Data entries:
□ □ □ □ □ □ □
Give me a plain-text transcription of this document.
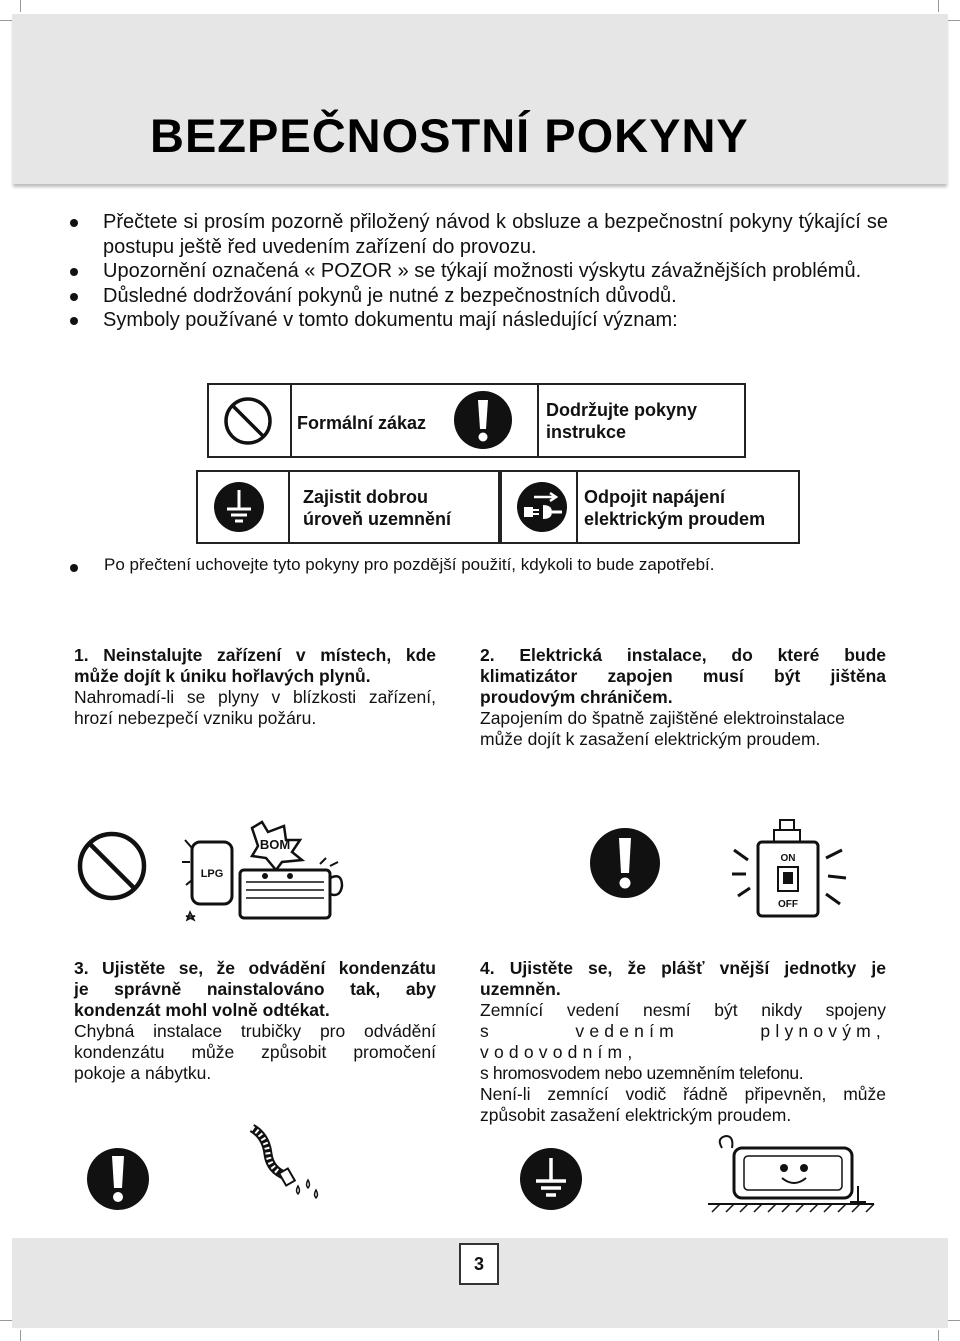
BEZPEČNOSTNÍ POKYNY
Přečtete si prosím pozorně přiložený návod k obsluze a bezpečnostní pokyny týkající se postupu ještě řed uvedením zařízení do provozu.
Upozornění označená « POZOR » se týkají možnosti výskytu závažnějších problémů.
Důsledné dodržování pokynů je nutné z bezpečnostních důvodů.
Symboly používané v tomto dokumentu mají následující význam:
Formální zákaz
Dodržujte pokyny
instrukce
Zajistit dobrou
úroveň uzemnění
Odpojit napájení
elektrickým proudem
Po přečtení uchovejte tyto pokyny pro pozdější použití, kdykoli to bude zapotřebí.
1. Neinstalujte zařízení v místech, kde
může dojít k úniku hořlavých plynů.
Nahromadí-li se plyny v blízkosti zařízení,
hrozí nebezpečí vzniku požáru.
2. Elektrická instalace, do které bude
klimatizátor zapojen musí být jištěna
proudovým chráničem.
Zapojením do špatně zajištěné elektroinstalace
může dojít k zasažení elektrickým proudem.
LPG
BOM
ON
OFF
3. Ujistěte se, že odvádění kondenzátu
je správně nainstalováno tak, aby
kondenzát mohl volně odtékat.
Chybná instalace trubičky pro odvádění
kondenzátu může způsobit promočení
pokoje a nábytku.
4. Ujistěte se, že plášť vnější jednotky je
uzemněn.
Zemnící vedení nesmí být nikdy spojeny
s vedením plynovým, vodovodním,
s hromosvodem nebo uzemněním telefonu.
Není-li zemnící vodič řádně připevněn, může
způsobit zasažení elektrickým proudem.
3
□ □ □ □ □ □ □
**WHAT THIS TASK INVOLVES**: Output every entry exactly as given; pictures are not part of the copy.

**TASK RESULT**:
Give me a plain-text transcription of this document.
BEZPEČNOSTNÍ POKYNY
Přečtete si prosím pozorně přiložený návod k obsluze a bezpečnostní pokyny týkající se postupu ještě řed uvedením zařízení do provozu.
Upozornění označená « POZOR » se týkají možnosti výskytu závažnějších problémů.
Důsledné dodržování pokynů je nutné z bezpečnostních důvodů.
Symboly používané v tomto dokumentu mají následující význam:
Formální zákaz
Dodržujte pokyny
instrukce
Zajistit dobrou
úroveň uzemnění
Odpojit napájení
elektrickým proudem
Po přečtení uchovejte tyto pokyny pro pozdější použití, kdykoli to bude zapotřebí.
1. Neinstalujte zařízení v místech, kde
může dojít k úniku hořlavých plynů.
Nahromadí-li se plyny v blízkosti zařízení,
hrozí nebezpečí vzniku požáru.
2. Elektrická instalace, do které bude
klimatizátor zapojen musí být jištěna
proudovým chráničem.
Zapojením do špatně zajištěné elektroinstalace
může dojít k zasažení elektrickým proudem.
LPG
BOM
ON
OFF
3. Ujistěte se, že odvádění kondenzátu
je správně nainstalováno tak, aby
kondenzát mohl volně odtékat.
Chybná instalace trubičky pro odvádění
kondenzátu může způsobit promočení
pokoje a nábytku.
4. Ujistěte se, že plášť vnější jednotky je
uzemněn.
Zemnící vedení nesmí být nikdy spojeny
s vedením plynovým, vodovodním,
s hromosvodem nebo uzemněním telefonu.
Není-li zemnící vodič řádně připevněn, může
způsobit zasažení elektrickým proudem.
3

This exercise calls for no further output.